* begin *

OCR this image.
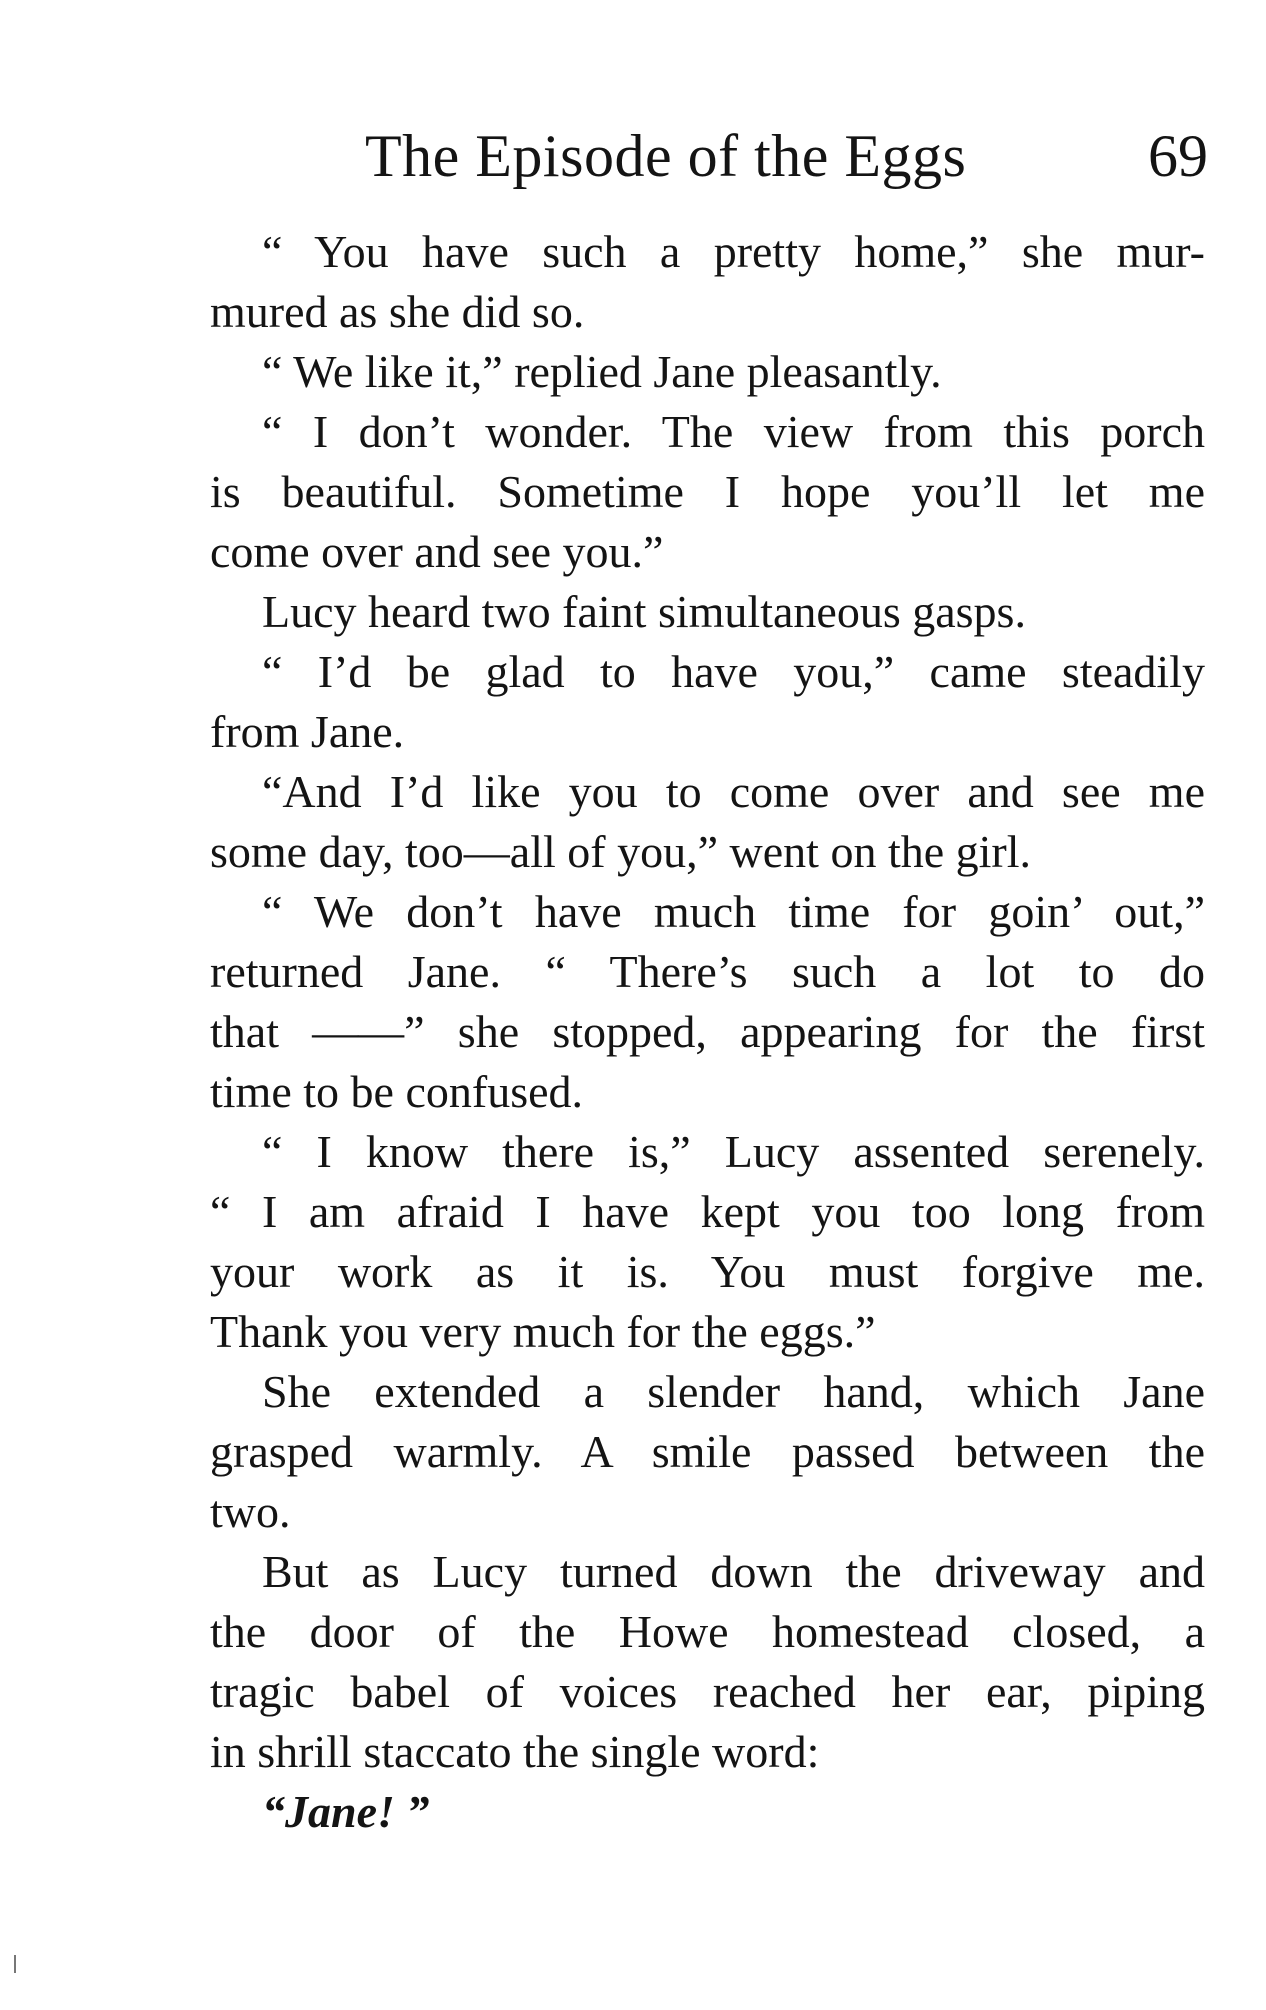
The Episode of the Eggs	69
“ You have such a pretty home,” she mur-
mured as she did so.
“ We like it,” replied Jane pleasantly.
“ I don’t wonder. The view from this porch
is beautiful. Sometime I hope you’ll let me
come over and see you.”
Lucy heard two faint simultaneous gasps.
“ I’d be glad to have you,” came steadily
from Jane.
“And I’d like you to come over and see me
some day, too—all of you,” went on the girl.
“ We don’t have much time for goin’ out,”
returned Jane. “ There’s such a lot to do
that ——” she stopped, appearing for the first
time to be confused.
“ I know there is,” Lucy assented serenely.
“ I am afraid I have kept you too long from
your work as it is. You must forgive me.
Thank you very much for the eggs.”
She extended a slender hand, which Jane
grasped warmly. A smile passed between the
two.
But as Lucy turned down the driveway and
the door of the Howe homestead closed, a
tragic babel of voices reached her ear, piping
in shrill staccato the single word:
“Jane! ”
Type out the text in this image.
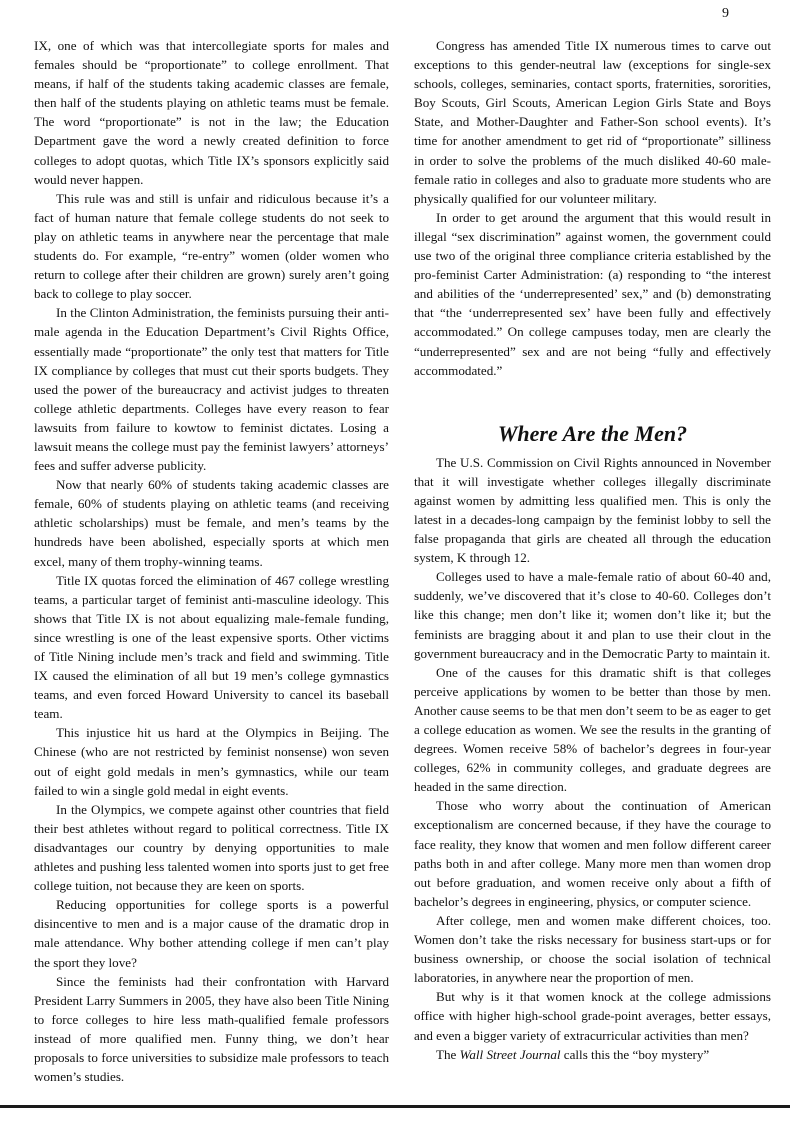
9

IX, one of which was that intercollegiate sports for males and females should be “proportionate” to college enrollment. That means, if half of the students taking academic classes are female, then half of the students playing on athletic teams must be female. The word “proportionate” is not in the law; the Education Department gave the word a newly created definition to force colleges to adopt quotas, which Title IX’s sponsors explicitly said would never happen.

This rule was and still is unfair and ridiculous because it’s a fact of human nature that female college students do not seek to play on athletic teams in anywhere near the percentage that male students do. For example, “re-entry” women (older women who return to college after their children are grown) surely aren’t going back to college to play soccer.

In the Clinton Administration, the feminists pursuing their anti-male agenda in the Education Department’s Civil Rights Office, essentially made “proportionate” the only test that matters for Title IX compliance by colleges that must cut their sports budgets. They used the power of the bureaucracy and activist judges to threaten college athletic departments. Colleges have every reason to fear lawsuits from failure to kowtow to feminist dictates. Losing a lawsuit means the college must pay the feminist lawyers’ attorneys’ fees and suffer adverse publicity.

Now that nearly 60% of students taking academic classes are female, 60% of students playing on athletic teams (and receiving athletic scholarships) must be female, and men’s teams by the hundreds have been abolished, especially sports at which men excel, many of them trophy-winning teams.

Title IX quotas forced the elimination of 467 college wrestling teams, a particular target of feminist anti-masculine ideology. This shows that Title IX is not about equalizing male-female funding, since wrestling is one of the least expensive sports. Other victims of Title Nining include men’s track and field and swimming. Title IX caused the elimination of all but 19 men’s college gymnastics teams, and even forced Howard University to cancel its baseball team.

This injustice hit us hard at the Olympics in Beijing. The Chinese (who are not restricted by feminist nonsense) won seven out of eight gold medals in men’s gymnastics, while our team failed to win a single gold medal in eight events.

In the Olympics, we compete against other countries that field their best athletes without regard to political correctness. Title IX disadvantages our country by denying opportunities to male athletes and pushing less talented women into sports just to get free college tuition, not because they are keen on sports.

Reducing opportunities for college sports is a powerful disincentive to men and is a major cause of the dramatic drop in male attendance. Why bother attending college if men can’t play the sport they love?

Since the feminists had their confrontation with Harvard President Larry Summers in 2005, they have also been Title Nining to force colleges to hire less math-qualified female professors instead of more qualified men. Funny thing, we don’t hear proposals to force universities to subsidize male professors to teach women’s studies.

Congress has amended Title IX numerous times to carve out exceptions to this gender-neutral law (exceptions for single-sex schools, colleges, seminaries, contact sports, fraternities, sororities, Boy Scouts, Girl Scouts, American Legion Girls State and Boys State, and Mother-Daughter and Father-Son school events). It’s time for another amendment to get rid of “proportionate” silliness in order to solve the problems of the much disliked 40-60 male-female ratio in colleges and also to graduate more students who are physically qualified for our volunteer military.

In order to get around the argument that this would result in illegal “sex discrimination” against women, the government could use two of the original three compliance criteria established by the pro-feminist Carter Administration: (a) responding to “the interest and abilities of the ‘underrepresented’ sex,” and (b) demonstrating that “the ‘underrepresented sex’ have been fully and effectively accommodated.” On college campuses today, men are clearly the “underrepresented” sex and are not being “fully and effectively accommodated.”

Where Are the Men?

The U.S. Commission on Civil Rights announced in November that it will investigate whether colleges illegally discriminate against women by admitting less qualified men. This is only the latest in a decades-long campaign by the feminist lobby to sell the false propaganda that girls are cheated all through the education system, K through 12.

Colleges used to have a male-female ratio of about 60-40 and, suddenly, we’ve discovered that it’s close to 40-60. Colleges don’t like this change; men don’t like it; women don’t like it; but the feminists are bragging about it and plan to use their clout in the government bureaucracy and in the Democratic Party to maintain it.

One of the causes for this dramatic shift is that colleges perceive applications by women to be better than those by men. Another cause seems to be that men don’t seem to be as eager to get a college education as women. We see the results in the granting of degrees. Women receive 58% of bachelor’s degrees in four-year colleges, 62% in community colleges, and graduate degrees are headed in the same direction.

Those who worry about the continuation of American exceptionalism are concerned because, if they have the courage to face reality, they know that women and men follow different career paths both in and after college. Many more men than women drop out before graduation, and women receive only about a fifth of bachelor’s degrees in engineering, physics, or computer science.

After college, men and women make different choices, too. Women don’t take the risks necessary for business start-ups or for business ownership, or choose the social isolation of technical laboratories, in anywhere near the proportion of men.

But why is it that women knock at the college admissions office with higher high-school grade-point averages, better essays, and even a bigger variety of extracurricular activities than men?

The Wall Street Journal calls this the “boy mystery”
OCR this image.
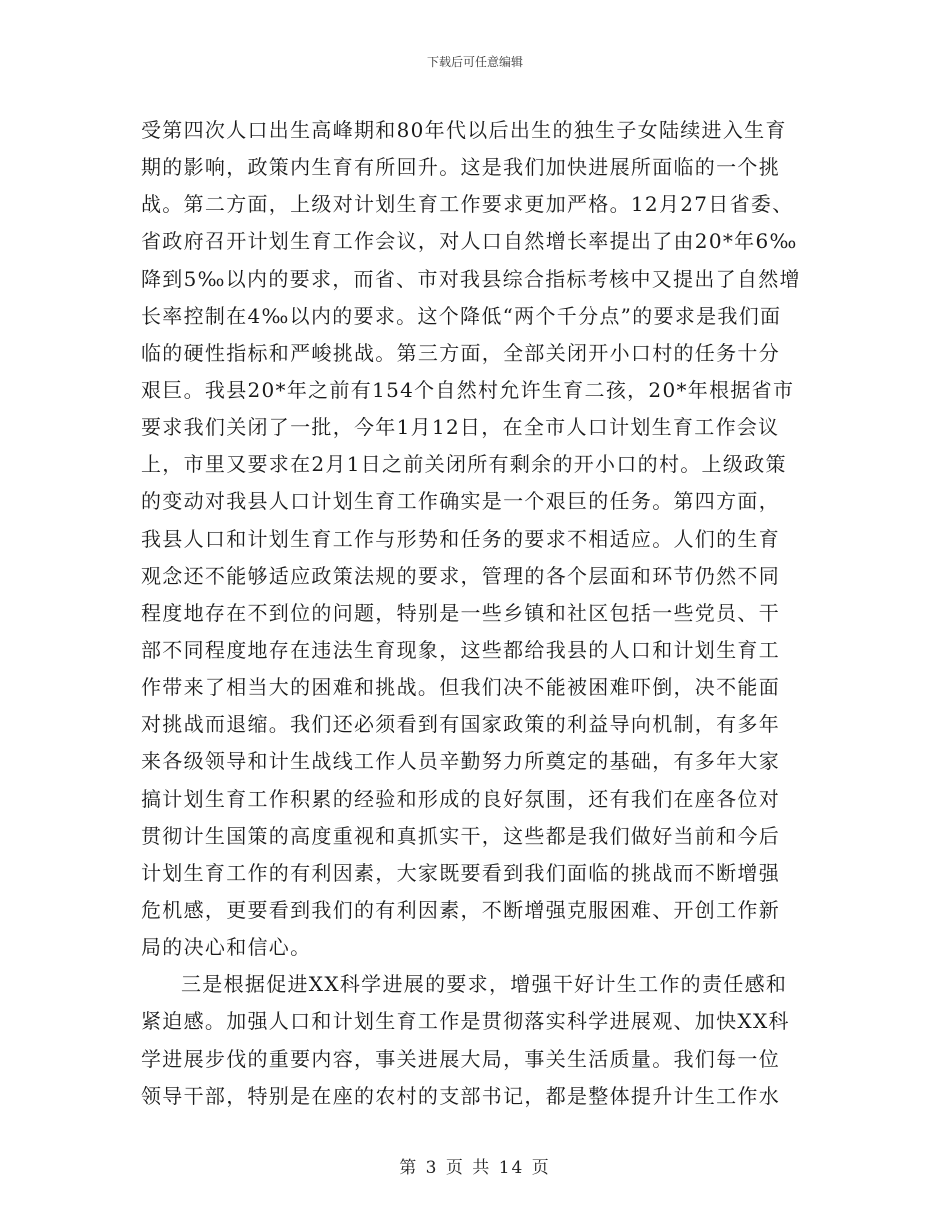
下载后可任意编辑
受第四次人口出生高峰期和80年代以后出生的独生子女陆续进入生育
期的影响，政策内生育有所回升。这是我们加快进展所面临的一个挑
战。第二方面，上级对计划生育工作要求更加严格。12月27日省委、
省政府召开计划生育工作会议，对人口自然增长率提出了由20*年6‰
降到5‰以内的要求，而省、市对我县综合指标考核中又提出了自然增
长率控制在4‰以内的要求。这个降低“两个千分点”的要求是我们面
临的硬性指标和严峻挑战。第三方面，全部关闭开小口村的任务十分
艰巨。我县20*年之前有154个自然村允许生育二孩，20*年根据省市
要求我们关闭了一批，今年1月12日，在全市人口计划生育工作会议
上，市里又要求在2月1日之前关闭所有剩余的开小口的村。上级政策
的变动对我县人口计划生育工作确实是一个艰巨的任务。第四方面，
我县人口和计划生育工作与形势和任务的要求不相适应。人们的生育
观念还不能够适应政策法规的要求，管理的各个层面和环节仍然不同
程度地存在不到位的问题，特别是一些乡镇和社区包括一些党员、干
部不同程度地存在违法生育现象，这些都给我县的人口和计划生育工
作带来了相当大的困难和挑战。但我们决不能被困难吓倒，决不能面
对挑战而退缩。我们还必须看到有国家政策的利益导向机制，有多年
来各级领导和计生战线工作人员辛勤努力所奠定的基础，有多年大家
搞计划生育工作积累的经验和形成的良好氛围，还有我们在座各位对
贯彻计生国策的高度重视和真抓实干，这些都是我们做好当前和今后
计划生育工作的有利因素，大家既要看到我们面临的挑战而不断增强
危机感，更要看到我们的有利因素，不断增强克服困难、开创工作新
局的决心和信心。
三是根据促进XX科学进展的要求，增强干好计生工作的责任感和
紧迫感。加强人口和计划生育工作是贯彻落实科学进展观、加快XX科
学进展步伐的重要内容，事关进展大局，事关生活质量。我们每一位
领导干部，特别是在座的农村的支部书记，都是整体提升计生工作水
第 3 页 共 14 页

* end *

▶ **GIVEN EXERCISE**
Keep the pictures out of your copy, and repeat every entry above exactly.

▶ **TASK SOLUTION**
OCR this image.
The Episode of the Eggs	69
“ You have such a pretty home,” she mur-
mured as she did so.
“ We like it,” replied Jane pleasantly.
“ I don’t wonder. The view from this porch
is beautiful. Sometime I hope you’ll let me
come over and see you.”
Lucy heard two faint simultaneous gasps.
“ I’d be glad to have you,” came steadily
from Jane.
“And I’d like you to come over and see me
some day, too—all of you,” went on the girl.
“ We don’t have much time for goin’ out,”
returned Jane. “ There’s such a lot to do
that ——” she stopped, appearing for the first
time to be confused.
“ I know there is,” Lucy assented serenely.
“ I am afraid I have kept you too long from
your work as it is. You must forgive me.
Thank you very much for the eggs.”
She extended a slender hand, which Jane
grasped warmly. A smile passed between the
two.
But as Lucy turned down the driveway and
the door of the Howe homestead closed, a
tragic babel of voices reached her ear, piping
in shrill staccato the single word:
“Jane! ”
Type out the text in this image.
9

IX, one of which was that intercollegiate sports for males and females should be “proportionate” to college enrollment. That means, if half of the students taking academic classes are female, then half of the students playing on athletic teams must be female. The word “proportionate” is not in the law; the Education Department gave the word a newly created definition to force colleges to adopt quotas, which Title IX’s sponsors explicitly said would never happen.

This rule was and still is unfair and ridiculous because it’s a fact of human nature that female college students do not seek to play on athletic teams in anywhere near the percentage that male students do. For example, “re-entry” women (older women who return to college after their children are grown) surely aren’t going back to college to play soccer.

In the Clinton Administration, the feminists pursuing their anti-male agenda in the Education Department’s Civil Rights Office, essentially made “proportionate” the only test that matters for Title IX compliance by colleges that must cut their sports budgets. They used the power of the bureaucracy and activist judges to threaten college athletic departments. Colleges have every reason to fear lawsuits from failure to kowtow to feminist dictates. Losing a lawsuit means the college must pay the feminist lawyers’ attorneys’ fees and suffer adverse publicity.

Now that nearly 60% of students taking academic classes are female, 60% of students playing on athletic teams (and receiving athletic scholarships) must be female, and men’s teams by the hundreds have been abolished, especially sports at which men excel, many of them trophy-winning teams.

Title IX quotas forced the elimination of 467 college wrestling teams, a particular target of feminist anti-masculine ideology. This shows that Title IX is not about equalizing male-female funding, since wrestling is one of the least expensive sports. Other victims of Title Nining include men’s track and field and swimming. Title IX caused the elimination of all but 19 men’s college gymnastics teams, and even forced Howard University to cancel its baseball team.

This injustice hit us hard at the Olympics in Beijing. The Chinese (who are not restricted by feminist nonsense) won seven out of eight gold medals in men’s gymnastics, while our team failed to win a single gold medal in eight events.

In the Olympics, we compete against other countries that field their best athletes without regard to political correctness. Title IX disadvantages our country by denying opportunities to male athletes and pushing less talented women into sports just to get free college tuition, not because they are keen on sports.

Reducing opportunities for college sports is a powerful disincentive to men and is a major cause of the dramatic drop in male attendance. Why bother attending college if men can’t play the sport they love?

Since the feminists had their confrontation with Harvard President Larry Summers in 2005, they have also been Title Nining to force colleges to hire less math-qualified female professors instead of more qualified men. Funny thing, we don’t hear proposals to force universities to subsidize male professors to teach women’s studies.

Congress has amended Title IX numerous times to carve out exceptions to this gender-neutral law (exceptions for single-sex schools, colleges, seminaries, contact sports, fraternities, sororities, Boy Scouts, Girl Scouts, American Legion Girls State and Boys State, and Mother-Daughter and Father-Son school events). It’s time for another amendment to get rid of “proportionate” silliness in order to solve the problems of the much disliked 40-60 male-female ratio in colleges and also to graduate more students who are physically qualified for our volunteer military.

In order to get around the argument that this would result in illegal “sex discrimination” against women, the government could use two of the original three compliance criteria established by the pro-feminist Carter Administration: (a) responding to “the interest and abilities of the ‘underrepresented’ sex,” and (b) demonstrating that “the ‘underrepresented sex’ have been fully and effectively accommodated.” On college campuses today, men are clearly the “underrepresented” sex and are not being “fully and effectively accommodated.”

Where Are the Men?

The U.S. Commission on Civil Rights announced in November that it will investigate whether colleges illegally discriminate against women by admitting less qualified men. This is only the latest in a decades-long campaign by the feminist lobby to sell the false propaganda that girls are cheated all through the education system, K through 12.

Colleges used to have a male-female ratio of about 60-40 and, suddenly, we’ve discovered that it’s close to 40-60. Colleges don’t like this change; men don’t like it; women don’t like it; but the feminists are bragging about it and plan to use their clout in the government bureaucracy and in the Democratic Party to maintain it.

One of the causes for this dramatic shift is that colleges perceive applications by women to be better than those by men. Another cause seems to be that men don’t seem to be as eager to get a college education as women. We see the results in the granting of degrees. Women receive 58% of bachelor’s degrees in four-year colleges, 62% in community colleges, and graduate degrees are headed in the same direction.

Those who worry about the continuation of American exceptionalism are concerned because, if they have the courage to face reality, they know that women and men follow different career paths both in and after college. Many more men than women drop out before graduation, and women receive only about a fifth of bachelor’s degrees in engineering, physics, or computer science.

After college, men and women make different choices, too. Women don’t take the risks necessary for business start-ups or for business ownership, or choose the social isolation of technical laboratories, in anywhere near the proportion of men.

But why is it that women knock at the college admissions office with higher high-school grade-point averages, better essays, and even a bigger variety of extracurricular activities than men?

The Wall Street Journal calls this the “boy mystery”
OCR this image.
下载后可任意编辑
受第四次人口出生高峰期和80年代以后出生的独生子女陆续进入生育
期的影响，政策内生育有所回升。这是我们加快进展所面临的一个挑
战。第二方面，上级对计划生育工作要求更加严格。12月27日省委、
省政府召开计划生育工作会议，对人口自然增长率提出了由20*年6‰
降到5‰以内的要求，而省、市对我县综合指标考核中又提出了自然增
长率控制在4‰以内的要求。这个降低“两个千分点”的要求是我们面
临的硬性指标和严峻挑战。第三方面，全部关闭开小口村的任务十分
艰巨。我县20*年之前有154个自然村允许生育二孩，20*年根据省市
要求我们关闭了一批，今年1月12日，在全市人口计划生育工作会议
上，市里又要求在2月1日之前关闭所有剩余的开小口的村。上级政策
的变动对我县人口计划生育工作确实是一个艰巨的任务。第四方面，
我县人口和计划生育工作与形势和任务的要求不相适应。人们的生育
观念还不能够适应政策法规的要求，管理的各个层面和环节仍然不同
程度地存在不到位的问题，特别是一些乡镇和社区包括一些党员、干
部不同程度地存在违法生育现象，这些都给我县的人口和计划生育工
作带来了相当大的困难和挑战。但我们决不能被困难吓倒，决不能面
对挑战而退缩。我们还必须看到有国家政策的利益导向机制，有多年
来各级领导和计生战线工作人员辛勤努力所奠定的基础，有多年大家
搞计划生育工作积累的经验和形成的良好氛围，还有我们在座各位对
贯彻计生国策的高度重视和真抓实干，这些都是我们做好当前和今后
计划生育工作的有利因素，大家既要看到我们面临的挑战而不断增强
危机感，更要看到我们的有利因素，不断增强克服困难、开创工作新
局的决心和信心。
三是根据促进XX科学进展的要求，增强干好计生工作的责任感和
紧迫感。加强人口和计划生育工作是贯彻落实科学进展观、加快XX科
学进展步伐的重要内容，事关进展大局，事关生活质量。我们每一位
领导干部，特别是在座的农村的支部书记，都是整体提升计生工作水
第 3 页 共 14 页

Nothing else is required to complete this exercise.